■ Set problem
Counting only lines that hold "JSON", give the total and nothing more.
** Start Data to use **
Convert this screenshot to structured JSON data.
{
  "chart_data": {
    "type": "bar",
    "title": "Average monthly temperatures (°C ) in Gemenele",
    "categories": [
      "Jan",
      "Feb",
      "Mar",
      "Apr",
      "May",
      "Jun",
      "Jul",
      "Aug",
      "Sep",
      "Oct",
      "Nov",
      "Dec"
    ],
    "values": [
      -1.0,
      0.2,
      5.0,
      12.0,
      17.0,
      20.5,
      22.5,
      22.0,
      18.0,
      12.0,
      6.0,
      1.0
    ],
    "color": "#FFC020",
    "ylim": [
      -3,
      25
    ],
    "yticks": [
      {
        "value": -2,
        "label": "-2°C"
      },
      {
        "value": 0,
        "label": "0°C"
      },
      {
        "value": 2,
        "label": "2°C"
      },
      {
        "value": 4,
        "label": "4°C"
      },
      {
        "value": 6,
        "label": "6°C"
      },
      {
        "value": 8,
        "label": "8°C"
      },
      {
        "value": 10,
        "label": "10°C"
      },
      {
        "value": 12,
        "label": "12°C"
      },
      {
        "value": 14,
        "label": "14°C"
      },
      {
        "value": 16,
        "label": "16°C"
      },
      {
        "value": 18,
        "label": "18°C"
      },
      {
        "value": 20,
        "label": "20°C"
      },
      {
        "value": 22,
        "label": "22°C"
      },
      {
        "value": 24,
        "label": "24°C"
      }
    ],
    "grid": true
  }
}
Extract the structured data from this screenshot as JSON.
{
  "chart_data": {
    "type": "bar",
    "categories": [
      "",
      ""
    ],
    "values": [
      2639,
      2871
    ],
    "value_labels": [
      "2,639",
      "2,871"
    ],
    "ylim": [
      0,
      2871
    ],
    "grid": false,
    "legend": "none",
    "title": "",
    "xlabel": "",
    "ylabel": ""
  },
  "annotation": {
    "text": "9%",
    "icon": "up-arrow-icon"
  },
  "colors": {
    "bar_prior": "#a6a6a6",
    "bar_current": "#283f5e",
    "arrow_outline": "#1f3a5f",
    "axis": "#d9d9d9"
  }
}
** End Data to use **
■ Result of this exercise
2